Reproduce all the material exactly, minus any pictures it holds.

>> start Items

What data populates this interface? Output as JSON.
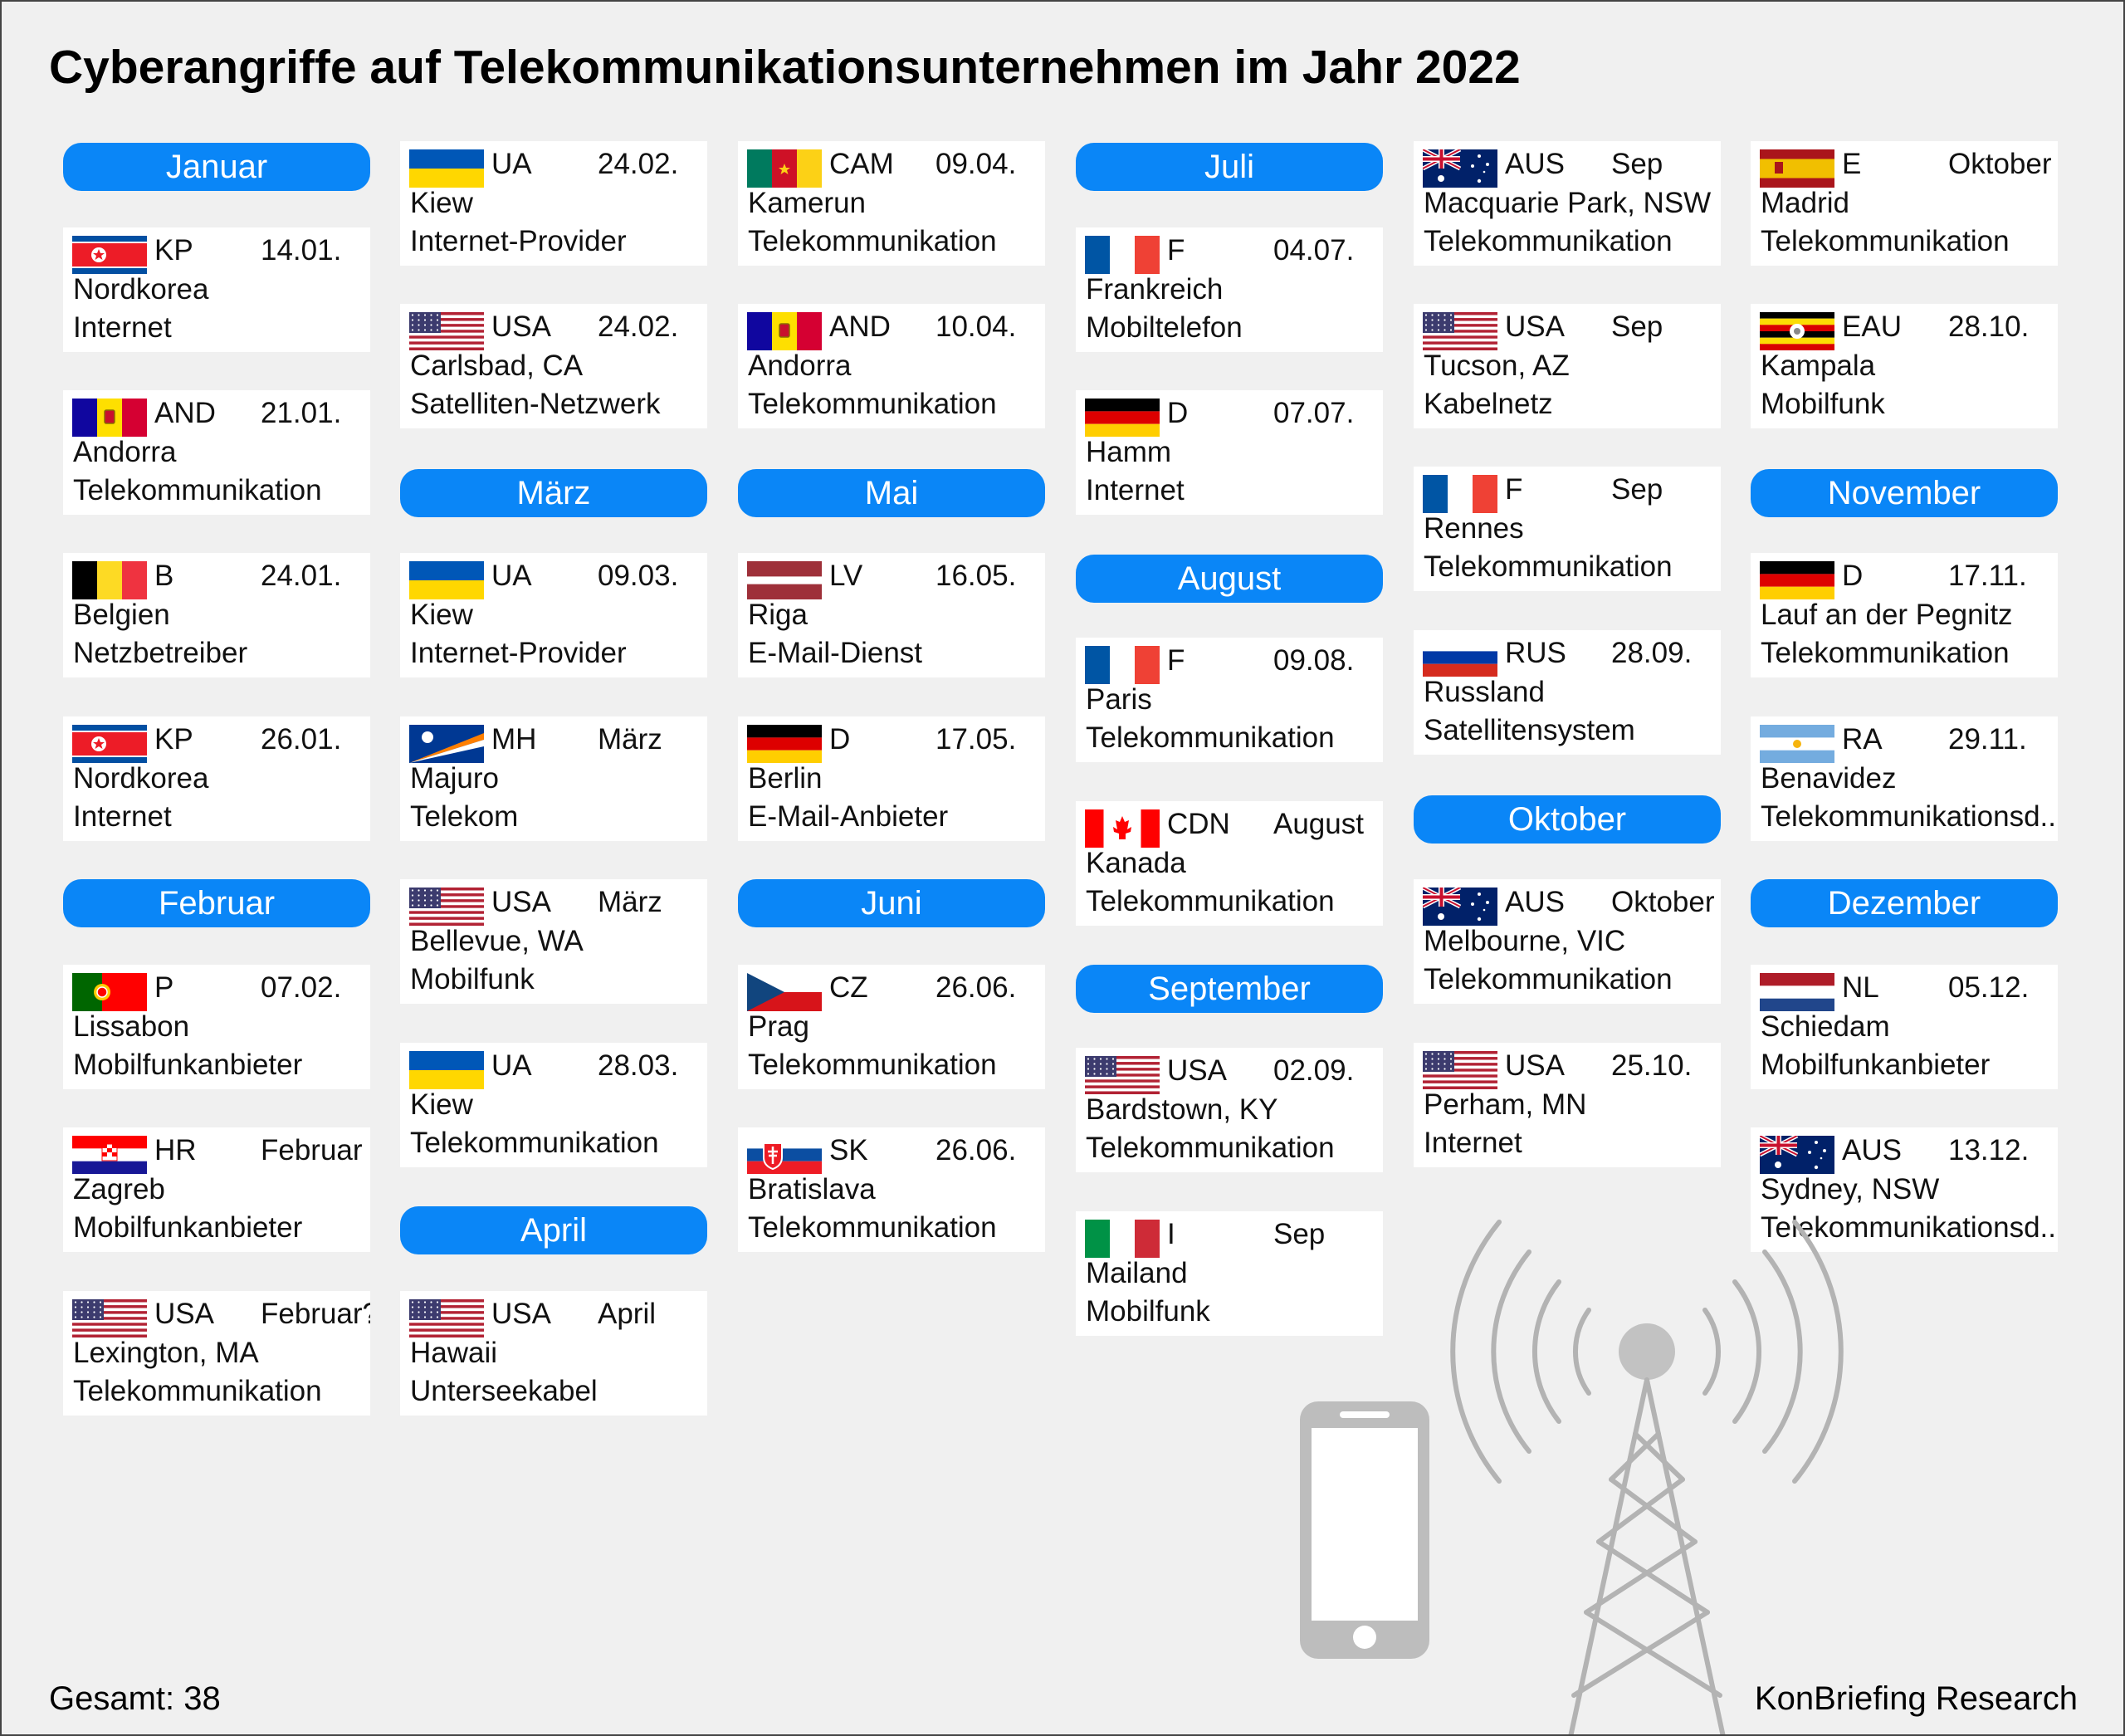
{
  "title": "Cyberangriffe auf Telekommunikationsunternehmen im Jahr 2022",
  "total": "Gesamt: 38",
  "source": "KonBriefing Research",
  "colors": {
    "month_pill": "#0a86f7",
    "background": "#f0f0f0",
    "card": "#ffffff",
    "antenna": "#b3b3b3"
  },
  "months": [
    "Januar",
    "Februar",
    "März",
    "April",
    "Mai",
    "Juni",
    "Juli",
    "August",
    "September",
    "Oktober",
    "November",
    "Dezember"
  ],
  "entries": [
    {
      "flag": "KP",
      "code": "KP",
      "date": "14.01.",
      "city": "Nordkorea",
      "sector": "Internet"
    },
    {
      "flag": "AND",
      "code": "AND",
      "date": "21.01.",
      "city": "Andorra",
      "sector": "Telekommunikation"
    },
    {
      "flag": "B",
      "code": "B",
      "date": "24.01.",
      "city": "Belgien",
      "sector": "Netzbetreiber"
    },
    {
      "flag": "KP",
      "code": "KP",
      "date": "26.01.",
      "city": "Nordkorea",
      "sector": "Internet"
    },
    {
      "flag": "P",
      "code": "P",
      "date": "07.02.",
      "city": "Lissabon",
      "sector": "Mobilfunkanbieter"
    },
    {
      "flag": "HR",
      "code": "HR",
      "date": "Februar",
      "city": "Zagreb",
      "sector": "Mobilfunkanbieter"
    },
    {
      "flag": "USA",
      "code": "USA",
      "date": "Februar?",
      "city": "Lexington, MA",
      "sector": "Telekommunikation"
    },
    {
      "flag": "UA",
      "code": "UA",
      "date": "24.02.",
      "city": "Kiew",
      "sector": "Internet-Provider"
    },
    {
      "flag": "USA",
      "code": "USA",
      "date": "24.02.",
      "city": "Carlsbad, CA",
      "sector": "Satelliten-Netzwerk"
    },
    {
      "flag": "UA",
      "code": "UA",
      "date": "09.03.",
      "city": "Kiew",
      "sector": "Internet-Provider"
    },
    {
      "flag": "MH",
      "code": "MH",
      "date": "März",
      "city": "Majuro",
      "sector": "Telekom"
    },
    {
      "flag": "USA",
      "code": "USA",
      "date": "März",
      "city": "Bellevue, WA",
      "sector": "Mobilfunk"
    },
    {
      "flag": "UA",
      "code": "UA",
      "date": "28.03.",
      "city": "Kiew",
      "sector": "Telekommunikation"
    },
    {
      "flag": "USA",
      "code": "USA",
      "date": "April",
      "city": "Hawaii",
      "sector": "Unterseekabel"
    },
    {
      "flag": "CAM",
      "code": "CAM",
      "date": "09.04.",
      "city": "Kamerun",
      "sector": "Telekommunikation"
    },
    {
      "flag": "AND",
      "code": "AND",
      "date": "10.04.",
      "city": "Andorra",
      "sector": "Telekommunikation"
    },
    {
      "flag": "LV",
      "code": "LV",
      "date": "16.05.",
      "city": "Riga",
      "sector": "E-Mail-Dienst"
    },
    {
      "flag": "D",
      "code": "D",
      "date": "17.05.",
      "city": "Berlin",
      "sector": "E-Mail-Anbieter"
    },
    {
      "flag": "CZ",
      "code": "CZ",
      "date": "26.06.",
      "city": "Prag",
      "sector": "Telekommunikation"
    },
    {
      "flag": "SK",
      "code": "SK",
      "date": "26.06.",
      "city": "Bratislava",
      "sector": "Telekommunikation"
    },
    {
      "flag": "F",
      "code": "F",
      "date": "04.07.",
      "city": "Frankreich",
      "sector": "Mobiltelefon"
    },
    {
      "flag": "D",
      "code": "D",
      "date": "07.07.",
      "city": "Hamm",
      "sector": "Internet"
    },
    {
      "flag": "F",
      "code": "F",
      "date": "09.08.",
      "city": "Paris",
      "sector": "Telekommunikation"
    },
    {
      "flag": "CDN",
      "code": "CDN",
      "date": "August",
      "city": "Kanada",
      "sector": "Telekommunikation"
    },
    {
      "flag": "USA",
      "code": "USA",
      "date": "02.09.",
      "city": "Bardstown, KY",
      "sector": "Telekommunikation"
    },
    {
      "flag": "I",
      "code": "I",
      "date": "Sep",
      "city": "Mailand",
      "sector": "Mobilfunk"
    },
    {
      "flag": "AUS",
      "code": "AUS",
      "date": "Sep",
      "city": "Macquarie Park, NSW",
      "sector": "Telekommunikation"
    },
    {
      "flag": "USA",
      "code": "USA",
      "date": "Sep",
      "city": "Tucson, AZ",
      "sector": "Kabelnetz"
    },
    {
      "flag": "F",
      "code": "F",
      "date": "Sep",
      "city": "Rennes",
      "sector": "Telekommunikation"
    },
    {
      "flag": "RUS",
      "code": "RUS",
      "date": "28.09.",
      "city": "Russland",
      "sector": "Satellitensystem"
    },
    {
      "flag": "AUS",
      "code": "AUS",
      "date": "Oktober",
      "city": "Melbourne, VIC",
      "sector": "Telekommunikation"
    },
    {
      "flag": "USA",
      "code": "USA",
      "date": "25.10.",
      "city": "Perham, MN",
      "sector": "Internet"
    },
    {
      "flag": "E",
      "code": "E",
      "date": "Oktober",
      "city": "Madrid",
      "sector": "Telekommunikation"
    },
    {
      "flag": "EAU",
      "code": "EAU",
      "date": "28.10.",
      "city": "Kampala",
      "sector": "Mobilfunk"
    },
    {
      "flag": "D",
      "code": "D",
      "date": "17.11.",
      "city": "Lauf an der Pegnitz",
      "sector": "Telekommunikation"
    },
    {
      "flag": "RA",
      "code": "RA",
      "date": "29.11.",
      "city": "Benavidez",
      "sector": "Telekommunikationsd..."
    },
    {
      "flag": "NL",
      "code": "NL",
      "date": "05.12.",
      "city": "Schiedam",
      "sector": "Mobilfunkanbieter"
    },
    {
      "flag": "AUS",
      "code": "AUS",
      "date": "13.12.",
      "city": "Sydney, NSW",
      "sector": "Telekommunikationsd..."
    }
  ],
  "decoration": {
    "phone": "smartphone-icon",
    "tower": "radio-tower-icon"
  }
}
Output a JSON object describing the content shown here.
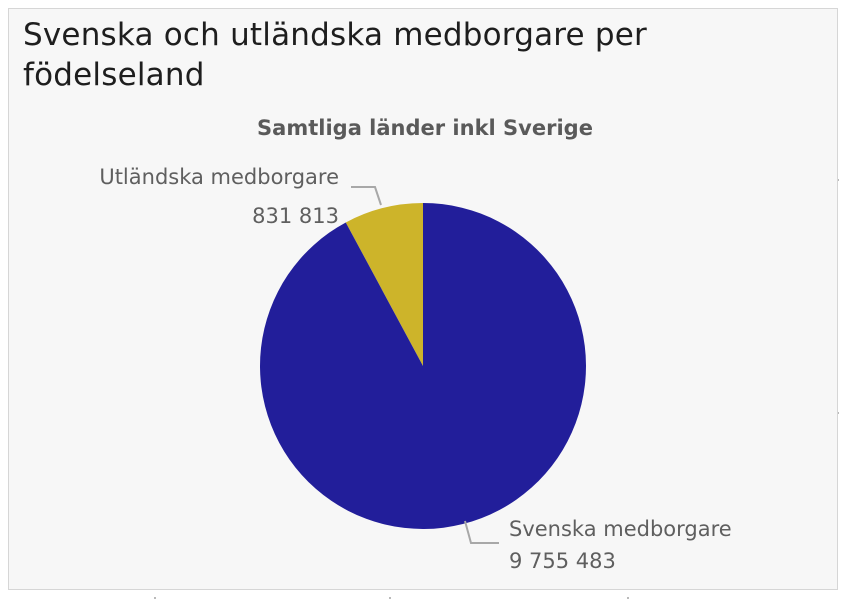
{
  "page": {
    "title": "Svenska och utländska medborgare per födelseland"
  },
  "chart_data": {
    "type": "pie",
    "title": "Samtliga länder inkl Sverige",
    "slices": [
      {
        "label": "Utländska medborgare",
        "value": 831813,
        "value_label": "831 813",
        "color": "#CDB42A"
      },
      {
        "label": "Svenska medborgare",
        "value": 9755483,
        "value_label": "9 755 483",
        "color": "#221E9A"
      }
    ],
    "legend": "none",
    "grid": false
  },
  "colors": {
    "background": "#f7f7f7",
    "title_text": "#1e1e1e",
    "label_text": "#5f5f5f",
    "leader_line": "#a8a8a8"
  }
}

>> end Items

#### [Written solution]
What data populates this interface? Output as JSON.
{
  "title": "Cyberangriffe auf Telekommunikationsunternehmen im Jahr 2022",
  "total": "Gesamt: 38",
  "source": "KonBriefing Research",
  "colors": {
    "month_pill": "#0a86f7",
    "background": "#f0f0f0",
    "card": "#ffffff",
    "antenna": "#b3b3b3"
  },
  "months": [
    "Januar",
    "Februar",
    "März",
    "April",
    "Mai",
    "Juni",
    "Juli",
    "August",
    "September",
    "Oktober",
    "November",
    "Dezember"
  ],
  "entries": [
    {
      "flag": "KP",
      "code": "KP",
      "date": "14.01.",
      "city": "Nordkorea",
      "sector": "Internet"
    },
    {
      "flag": "AND",
      "code": "AND",
      "date": "21.01.",
      "city": "Andorra",
      "sector": "Telekommunikation"
    },
    {
      "flag": "B",
      "code": "B",
      "date": "24.01.",
      "city": "Belgien",
      "sector": "Netzbetreiber"
    },
    {
      "flag": "KP",
      "code": "KP",
      "date": "26.01.",
      "city": "Nordkorea",
      "sector": "Internet"
    },
    {
      "flag": "P",
      "code": "P",
      "date": "07.02.",
      "city": "Lissabon",
      "sector": "Mobilfunkanbieter"
    },
    {
      "flag": "HR",
      "code": "HR",
      "date": "Februar",
      "city": "Zagreb",
      "sector": "Mobilfunkanbieter"
    },
    {
      "flag": "USA",
      "code": "USA",
      "date": "Februar?",
      "city": "Lexington, MA",
      "sector": "Telekommunikation"
    },
    {
      "flag": "UA",
      "code": "UA",
      "date": "24.02.",
      "city": "Kiew",
      "sector": "Internet-Provider"
    },
    {
      "flag": "USA",
      "code": "USA",
      "date": "24.02.",
      "city": "Carlsbad, CA",
      "sector": "Satelliten-Netzwerk"
    },
    {
      "flag": "UA",
      "code": "UA",
      "date": "09.03.",
      "city": "Kiew",
      "sector": "Internet-Provider"
    },
    {
      "flag": "MH",
      "code": "MH",
      "date": "März",
      "city": "Majuro",
      "sector": "Telekom"
    },
    {
      "flag": "USA",
      "code": "USA",
      "date": "März",
      "city": "Bellevue, WA",
      "sector": "Mobilfunk"
    },
    {
      "flag": "UA",
      "code": "UA",
      "date": "28.03.",
      "city": "Kiew",
      "sector": "Telekommunikation"
    },
    {
      "flag": "USA",
      "code": "USA",
      "date": "April",
      "city": "Hawaii",
      "sector": "Unterseekabel"
    },
    {
      "flag": "CAM",
      "code": "CAM",
      "date": "09.04.",
      "city": "Kamerun",
      "sector": "Telekommunikation"
    },
    {
      "flag": "AND",
      "code": "AND",
      "date": "10.04.",
      "city": "Andorra",
      "sector": "Telekommunikation"
    },
    {
      "flag": "LV",
      "code": "LV",
      "date": "16.05.",
      "city": "Riga",
      "sector": "E-Mail-Dienst"
    },
    {
      "flag": "D",
      "code": "D",
      "date": "17.05.",
      "city": "Berlin",
      "sector": "E-Mail-Anbieter"
    },
    {
      "flag": "CZ",
      "code": "CZ",
      "date": "26.06.",
      "city": "Prag",
      "sector": "Telekommunikation"
    },
    {
      "flag": "SK",
      "code": "SK",
      "date": "26.06.",
      "city": "Bratislava",
      "sector": "Telekommunikation"
    },
    {
      "flag": "F",
      "code": "F",
      "date": "04.07.",
      "city": "Frankreich",
      "sector": "Mobiltelefon"
    },
    {
      "flag": "D",
      "code": "D",
      "date": "07.07.",
      "city": "Hamm",
      "sector": "Internet"
    },
    {
      "flag": "F",
      "code": "F",
      "date": "09.08.",
      "city": "Paris",
      "sector": "Telekommunikation"
    },
    {
      "flag": "CDN",
      "code": "CDN",
      "date": "August",
      "city": "Kanada",
      "sector": "Telekommunikation"
    },
    {
      "flag": "USA",
      "code": "USA",
      "date": "02.09.",
      "city": "Bardstown, KY",
      "sector": "Telekommunikation"
    },
    {
      "flag": "I",
      "code": "I",
      "date": "Sep",
      "city": "Mailand",
      "sector": "Mobilfunk"
    },
    {
      "flag": "AUS",
      "code": "AUS",
      "date": "Sep",
      "city": "Macquarie Park, NSW",
      "sector": "Telekommunikation"
    },
    {
      "flag": "USA",
      "code": "USA",
      "date": "Sep",
      "city": "Tucson, AZ",
      "sector": "Kabelnetz"
    },
    {
      "flag": "F",
      "code": "F",
      "date": "Sep",
      "city": "Rennes",
      "sector": "Telekommunikation"
    },
    {
      "flag": "RUS",
      "code": "RUS",
      "date": "28.09.",
      "city": "Russland",
      "sector": "Satellitensystem"
    },
    {
      "flag": "AUS",
      "code": "AUS",
      "date": "Oktober",
      "city": "Melbourne, VIC",
      "sector": "Telekommunikation"
    },
    {
      "flag": "USA",
      "code": "USA",
      "date": "25.10.",
      "city": "Perham, MN",
      "sector": "Internet"
    },
    {
      "flag": "E",
      "code": "E",
      "date": "Oktober",
      "city": "Madrid",
      "sector": "Telekommunikation"
    },
    {
      "flag": "EAU",
      "code": "EAU",
      "date": "28.10.",
      "city": "Kampala",
      "sector": "Mobilfunk"
    },
    {
      "flag": "D",
      "code": "D",
      "date": "17.11.",
      "city": "Lauf an der Pegnitz",
      "sector": "Telekommunikation"
    },
    {
      "flag": "RA",
      "code": "RA",
      "date": "29.11.",
      "city": "Benavidez",
      "sector": "Telekommunikationsd..."
    },
    {
      "flag": "NL",
      "code": "NL",
      "date": "05.12.",
      "city": "Schiedam",
      "sector": "Mobilfunkanbieter"
    },
    {
      "flag": "AUS",
      "code": "AUS",
      "date": "13.12.",
      "city": "Sydney, NSW",
      "sector": "Telekommunikationsd..."
    }
  ],
  "decoration": {
    "phone": "smartphone-icon",
    "tower": "radio-tower-icon"
  }
}
Output a JSON object describing the content shown here.
{
  "page": {
    "title": "Svenska och utländska medborgare per födelseland"
  },
  "chart_data": {
    "type": "pie",
    "title": "Samtliga länder inkl Sverige",
    "slices": [
      {
        "label": "Utländska medborgare",
        "value": 831813,
        "value_label": "831 813",
        "color": "#CDB42A"
      },
      {
        "label": "Svenska medborgare",
        "value": 9755483,
        "value_label": "9 755 483",
        "color": "#221E9A"
      }
    ],
    "legend": "none",
    "grid": false
  },
  "colors": {
    "background": "#f7f7f7",
    "title_text": "#1e1e1e",
    "label_text": "#5f5f5f",
    "leader_line": "#a8a8a8"
  }
}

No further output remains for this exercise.